- DIRECTIVE
Output each line of the material exactly as it stands.

Records from a dataset
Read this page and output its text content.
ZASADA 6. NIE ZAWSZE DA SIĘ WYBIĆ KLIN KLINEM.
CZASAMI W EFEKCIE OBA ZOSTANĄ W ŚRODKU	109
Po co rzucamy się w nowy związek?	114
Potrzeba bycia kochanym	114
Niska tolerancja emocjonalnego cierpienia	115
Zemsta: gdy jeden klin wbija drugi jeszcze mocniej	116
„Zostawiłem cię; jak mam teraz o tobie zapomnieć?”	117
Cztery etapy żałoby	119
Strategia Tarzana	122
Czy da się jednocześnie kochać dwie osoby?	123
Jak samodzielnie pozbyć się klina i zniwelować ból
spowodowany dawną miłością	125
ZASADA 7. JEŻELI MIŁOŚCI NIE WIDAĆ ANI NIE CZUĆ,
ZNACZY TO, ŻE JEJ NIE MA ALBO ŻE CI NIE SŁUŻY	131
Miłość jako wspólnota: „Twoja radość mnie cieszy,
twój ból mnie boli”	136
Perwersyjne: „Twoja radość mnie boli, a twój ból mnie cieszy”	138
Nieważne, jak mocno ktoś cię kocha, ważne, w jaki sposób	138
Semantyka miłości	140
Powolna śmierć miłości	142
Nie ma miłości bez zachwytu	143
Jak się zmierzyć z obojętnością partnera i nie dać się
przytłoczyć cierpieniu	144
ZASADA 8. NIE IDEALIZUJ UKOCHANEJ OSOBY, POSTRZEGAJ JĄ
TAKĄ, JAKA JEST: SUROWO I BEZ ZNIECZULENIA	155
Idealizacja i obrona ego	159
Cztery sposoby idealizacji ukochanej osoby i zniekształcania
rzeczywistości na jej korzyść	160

- EXERCISE SOLUTION
Read this page and output its text content.
ZASADA 6. NIE ZAWSZE DA SIĘ WYBIĆ KLIN KLINEM.
CZASAMI W EFEKCIE OBA ZOSTANĄ W ŚRODKU	109
Po co rzucamy się w nowy związek?	114
Potrzeba bycia kochanym	114
Niska tolerancja emocjonalnego cierpienia	115
Zemsta: gdy jeden klin wbija drugi jeszcze mocniej	116
„Zostawiłem cię; jak mam teraz o tobie zapomnieć?”	117
Cztery etapy żałoby	119
Strategia Tarzana	122
Czy da się jednocześnie kochać dwie osoby?	123
Jak samodzielnie pozbyć się klina i zniwelować ból
spowodowany dawną miłością	125
ZASADA 7. JEŻELI MIŁOŚCI NIE WIDAĆ ANI NIE CZUĆ,
ZNACZY TO, ŻE JEJ NIE MA ALBO ŻE CI NIE SŁUŻY	131
Miłość jako wspólnota: „Twoja radość mnie cieszy,
twój ból mnie boli”	136
Perwersyjne: „Twoja radość mnie boli, a twój ból mnie cieszy”	138
Nieważne, jak mocno ktoś cię kocha, ważne, w jaki sposób	138
Semantyka miłości	140
Powolna śmierć miłości	142
Nie ma miłości bez zachwytu	143
Jak się zmierzyć z obojętnością partnera i nie dać się
przytłoczyć cierpieniu	144
ZASADA 8. NIE IDEALIZUJ UKOCHANEJ OSOBY, POSTRZEGAJ JĄ
TAKĄ, JAKA JEST: SUROWO I BEZ ZNIECZULENIA	155
Idealizacja i obrona ego	159
Cztery sposoby idealizacji ukochanej osoby i zniekształcania
rzeczywistości na jej korzyść	160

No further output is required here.